- _Task instructions_
Repeat the data verbatim.

::::

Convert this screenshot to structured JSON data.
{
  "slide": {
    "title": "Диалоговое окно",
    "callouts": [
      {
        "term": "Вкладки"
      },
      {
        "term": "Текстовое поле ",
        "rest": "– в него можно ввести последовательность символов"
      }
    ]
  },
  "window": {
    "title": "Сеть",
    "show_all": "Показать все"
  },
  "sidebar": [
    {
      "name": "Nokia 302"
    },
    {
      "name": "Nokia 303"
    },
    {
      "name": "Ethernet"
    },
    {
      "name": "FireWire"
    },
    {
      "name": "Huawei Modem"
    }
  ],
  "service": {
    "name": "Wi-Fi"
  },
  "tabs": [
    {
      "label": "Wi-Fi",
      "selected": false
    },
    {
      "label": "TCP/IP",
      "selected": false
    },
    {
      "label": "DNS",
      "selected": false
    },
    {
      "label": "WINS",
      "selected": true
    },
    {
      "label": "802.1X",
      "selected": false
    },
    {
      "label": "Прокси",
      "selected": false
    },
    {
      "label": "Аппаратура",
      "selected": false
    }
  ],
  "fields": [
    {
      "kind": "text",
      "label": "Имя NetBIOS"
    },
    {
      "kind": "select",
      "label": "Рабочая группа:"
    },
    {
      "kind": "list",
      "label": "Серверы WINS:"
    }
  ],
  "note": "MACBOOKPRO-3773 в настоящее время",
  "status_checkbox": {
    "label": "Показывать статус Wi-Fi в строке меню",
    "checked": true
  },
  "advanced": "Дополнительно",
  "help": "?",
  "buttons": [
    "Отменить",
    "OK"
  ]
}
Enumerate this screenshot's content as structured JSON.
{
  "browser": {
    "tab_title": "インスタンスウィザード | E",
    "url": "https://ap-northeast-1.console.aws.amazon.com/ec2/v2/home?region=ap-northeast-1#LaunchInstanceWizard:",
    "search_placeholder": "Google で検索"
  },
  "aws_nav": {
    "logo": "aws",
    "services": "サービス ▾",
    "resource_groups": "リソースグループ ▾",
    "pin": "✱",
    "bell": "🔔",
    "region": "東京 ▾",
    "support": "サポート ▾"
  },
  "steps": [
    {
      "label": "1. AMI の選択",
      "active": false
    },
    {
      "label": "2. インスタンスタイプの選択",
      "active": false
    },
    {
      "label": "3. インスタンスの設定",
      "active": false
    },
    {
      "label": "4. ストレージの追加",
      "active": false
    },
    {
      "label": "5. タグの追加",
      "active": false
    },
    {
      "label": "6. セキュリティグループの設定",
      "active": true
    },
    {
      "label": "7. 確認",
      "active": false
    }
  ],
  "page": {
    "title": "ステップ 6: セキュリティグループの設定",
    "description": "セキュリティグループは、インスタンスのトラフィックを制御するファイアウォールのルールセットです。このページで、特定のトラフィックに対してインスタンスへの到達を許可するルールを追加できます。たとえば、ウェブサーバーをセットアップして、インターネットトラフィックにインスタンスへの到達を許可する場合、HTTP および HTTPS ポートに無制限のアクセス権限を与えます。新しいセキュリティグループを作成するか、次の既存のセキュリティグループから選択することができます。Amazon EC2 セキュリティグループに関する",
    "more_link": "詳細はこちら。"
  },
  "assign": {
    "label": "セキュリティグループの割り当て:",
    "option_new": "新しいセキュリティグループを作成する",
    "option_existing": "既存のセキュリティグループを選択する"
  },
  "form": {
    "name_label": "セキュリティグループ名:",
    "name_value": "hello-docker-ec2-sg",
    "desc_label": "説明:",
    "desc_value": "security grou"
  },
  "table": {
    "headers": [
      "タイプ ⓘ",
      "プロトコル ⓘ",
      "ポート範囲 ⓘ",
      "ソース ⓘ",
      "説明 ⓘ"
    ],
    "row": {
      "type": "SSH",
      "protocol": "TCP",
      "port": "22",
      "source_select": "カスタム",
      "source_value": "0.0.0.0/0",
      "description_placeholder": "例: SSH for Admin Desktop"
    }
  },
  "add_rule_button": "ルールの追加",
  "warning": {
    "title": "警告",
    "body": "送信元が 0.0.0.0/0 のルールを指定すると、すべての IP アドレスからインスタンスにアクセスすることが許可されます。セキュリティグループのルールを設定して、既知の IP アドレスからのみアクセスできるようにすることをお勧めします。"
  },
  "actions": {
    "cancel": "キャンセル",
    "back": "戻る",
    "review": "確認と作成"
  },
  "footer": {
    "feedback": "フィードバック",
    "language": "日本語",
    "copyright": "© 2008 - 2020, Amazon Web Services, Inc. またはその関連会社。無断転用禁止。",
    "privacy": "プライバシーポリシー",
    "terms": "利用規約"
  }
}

::::

- _Answer_
Convert this screenshot to structured JSON data.
{
  "slide": {
    "title": "Диалоговое окно",
    "callouts": [
      {
        "term": "Вкладки"
      },
      {
        "term": "Текстовое поле ",
        "rest": "– в него можно ввести последовательность символов"
      }
    ]
  },
  "window": {
    "title": "Сеть",
    "show_all": "Показать все"
  },
  "sidebar": [
    {
      "name": "Nokia 302"
    },
    {
      "name": "Nokia 303"
    },
    {
      "name": "Ethernet"
    },
    {
      "name": "FireWire"
    },
    {
      "name": "Huawei Modem"
    }
  ],
  "service": {
    "name": "Wi-Fi"
  },
  "tabs": [
    {
      "label": "Wi-Fi",
      "selected": false
    },
    {
      "label": "TCP/IP",
      "selected": false
    },
    {
      "label": "DNS",
      "selected": false
    },
    {
      "label": "WINS",
      "selected": true
    },
    {
      "label": "802.1X",
      "selected": false
    },
    {
      "label": "Прокси",
      "selected": false
    },
    {
      "label": "Аппаратура",
      "selected": false
    }
  ],
  "fields": [
    {
      "kind": "text",
      "label": "Имя NetBIOS"
    },
    {
      "kind": "select",
      "label": "Рабочая группа:"
    },
    {
      "kind": "list",
      "label": "Серверы WINS:"
    }
  ],
  "note": "MACBOOKPRO-3773 в настоящее время",
  "status_checkbox": {
    "label": "Показывать статус Wi-Fi в строке меню",
    "checked": true
  },
  "advanced": "Дополнительно",
  "help": "?",
  "buttons": [
    "Отменить",
    "OK"
  ]
}
Enumerate this screenshot's content as structured JSON.
{
  "browser": {
    "tab_title": "インスタンスウィザード | E",
    "url": "https://ap-northeast-1.console.aws.amazon.com/ec2/v2/home?region=ap-northeast-1#LaunchInstanceWizard:",
    "search_placeholder": "Google で検索"
  },
  "aws_nav": {
    "logo": "aws",
    "services": "サービス ▾",
    "resource_groups": "リソースグループ ▾",
    "pin": "✱",
    "bell": "🔔",
    "region": "東京 ▾",
    "support": "サポート ▾"
  },
  "steps": [
    {
      "label": "1. AMI の選択",
      "active": false
    },
    {
      "label": "2. インスタンスタイプの選択",
      "active": false
    },
    {
      "label": "3. インスタンスの設定",
      "active": false
    },
    {
      "label": "4. ストレージの追加",
      "active": false
    },
    {
      "label": "5. タグの追加",
      "active": false
    },
    {
      "label": "6. セキュリティグループの設定",
      "active": true
    },
    {
      "label": "7. 確認",
      "active": false
    }
  ],
  "page": {
    "title": "ステップ 6: セキュリティグループの設定",
    "description": "セキュリティグループは、インスタンスのトラフィックを制御するファイアウォールのルールセットです。このページで、特定のトラフィックに対してインスタンスへの到達を許可するルールを追加できます。たとえば、ウェブサーバーをセットアップして、インターネットトラフィックにインスタンスへの到達を許可する場合、HTTP および HTTPS ポートに無制限のアクセス権限を与えます。新しいセキュリティグループを作成するか、次の既存のセキュリティグループから選択することができます。Amazon EC2 セキュリティグループに関する",
    "more_link": "詳細はこちら。"
  },
  "assign": {
    "label": "セキュリティグループの割り当て:",
    "option_new": "新しいセキュリティグループを作成する",
    "option_existing": "既存のセキュリティグループを選択する"
  },
  "form": {
    "name_label": "セキュリティグループ名:",
    "name_value": "hello-docker-ec2-sg",
    "desc_label": "説明:",
    "desc_value": "security grou"
  },
  "table": {
    "headers": [
      "タイプ ⓘ",
      "プロトコル ⓘ",
      "ポート範囲 ⓘ",
      "ソース ⓘ",
      "説明 ⓘ"
    ],
    "row": {
      "type": "SSH",
      "protocol": "TCP",
      "port": "22",
      "source_select": "カスタム",
      "source_value": "0.0.0.0/0",
      "description_placeholder": "例: SSH for Admin Desktop"
    }
  },
  "add_rule_button": "ルールの追加",
  "warning": {
    "title": "警告",
    "body": "送信元が 0.0.0.0/0 のルールを指定すると、すべての IP アドレスからインスタンスにアクセスすることが許可されます。セキュリティグループのルールを設定して、既知の IP アドレスからのみアクセスできるようにすることをお勧めします。"
  },
  "actions": {
    "cancel": "キャンセル",
    "back": "戻る",
    "review": "確認と作成"
  },
  "footer": {
    "feedback": "フィードバック",
    "language": "日本語",
    "copyright": "© 2008 - 2020, Amazon Web Services, Inc. またはその関連会社。無断転用禁止。",
    "privacy": "プライバシーポリシー",
    "terms": "利用規約"
  }
}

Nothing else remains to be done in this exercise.